■ Written instruction
Restate each line word for word. Leave out every picture.

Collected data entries
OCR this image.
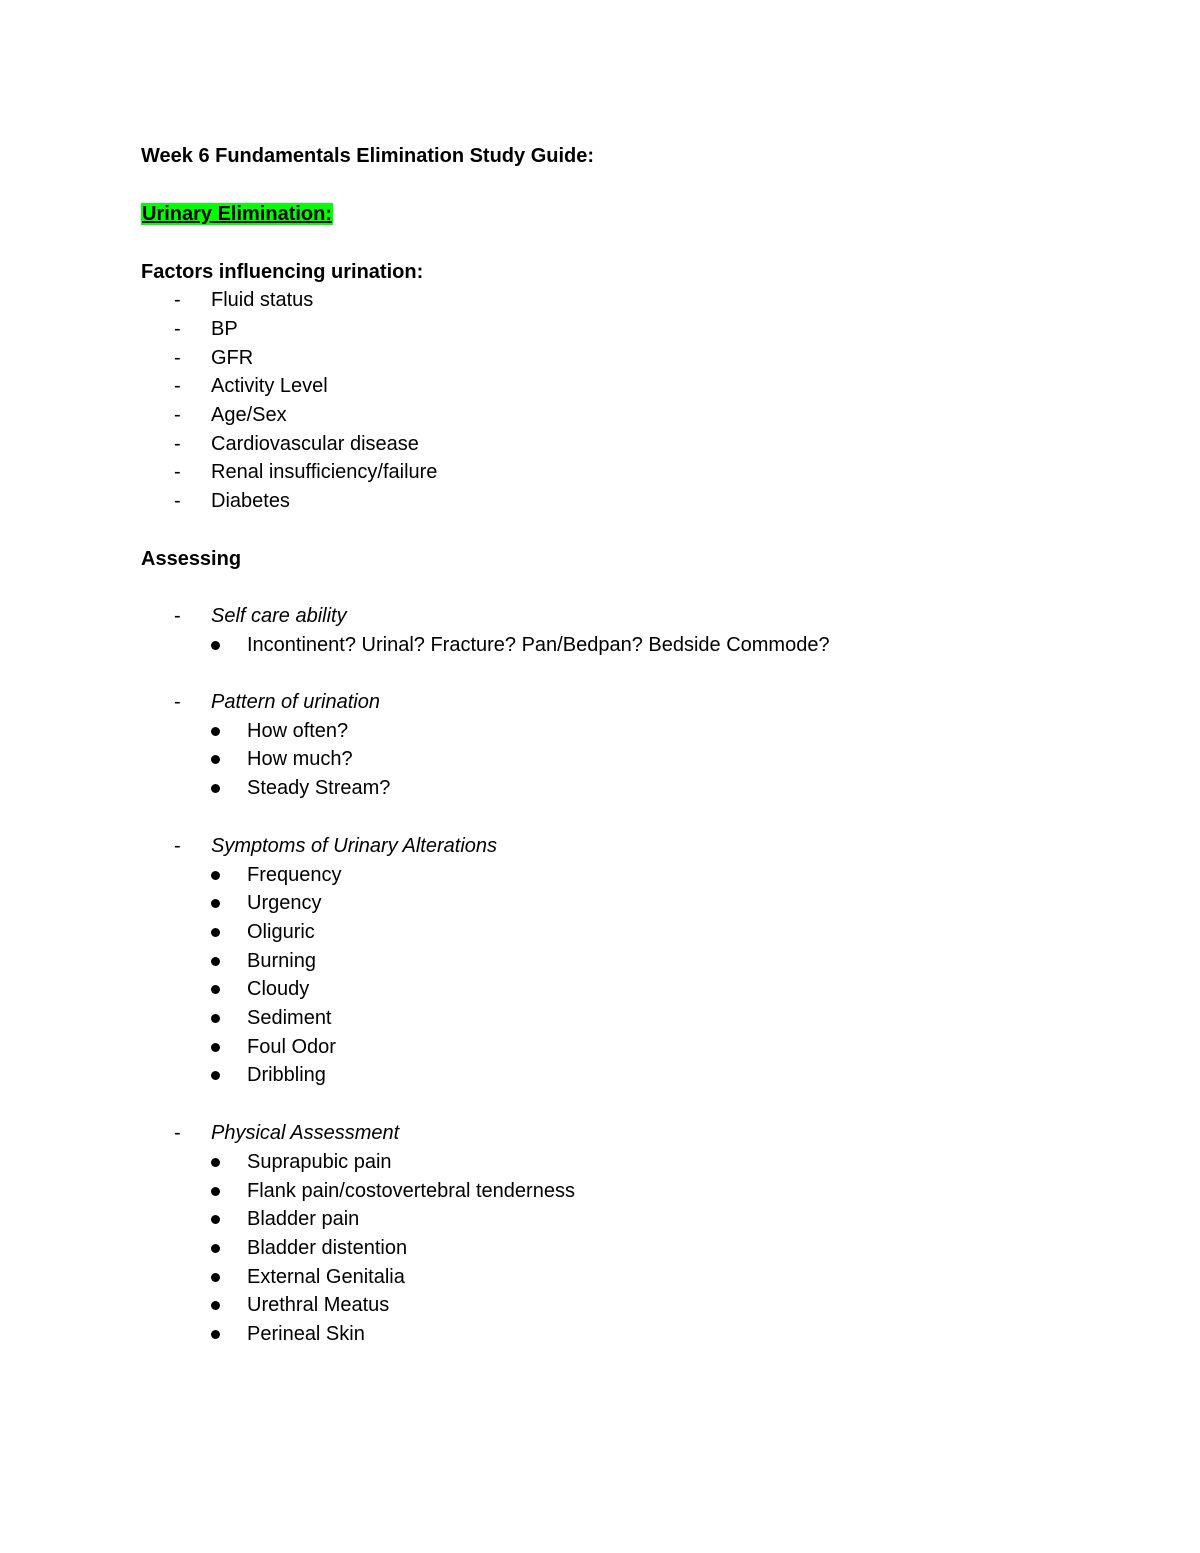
Week 6 Fundamentals Elimination Study Guide:
Urinary Elimination:
Factors influencing urination:
- Fluid status
- BP
- GFR
- Activity Level
- Age/Sex
- Cardiovascular disease
- Renal insufficiency/failure
- Diabetes
Assessing
- Self care ability
Incontinent? Urinal? Fracture? Pan/Bedpan? Bedside Commode?
- Pattern of urination
How often?
How much?
Steady Stream?
- Symptoms of Urinary Alterations
Frequency
Urgency
Oliguric
Burning
Cloudy
Sediment
Foul Odor
Dribbling
- Physical Assessment
Suprapubic pain
Flank pain/costovertebral tenderness
Bladder pain
Bladder distention
External Genitalia
Urethral Meatus
Perineal Skin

■ Task result
OCR this image.
Week 6 Fundamentals Elimination Study Guide:
Urinary Elimination:
Factors influencing urination:
- Fluid status
- BP
- GFR
- Activity Level
- Age/Sex
- Cardiovascular disease
- Renal insufficiency/failure
- Diabetes
Assessing
- Self care ability
Incontinent? Urinal? Fracture? Pan/Bedpan? Bedside Commode?
- Pattern of urination
How often?
How much?
Steady Stream?
- Symptoms of Urinary Alterations
Frequency
Urgency
Oliguric
Burning
Cloudy
Sediment
Foul Odor
Dribbling
- Physical Assessment
Suprapubic pain
Flank pain/costovertebral tenderness
Bladder pain
Bladder distention
External Genitalia
Urethral Meatus
Perineal Skin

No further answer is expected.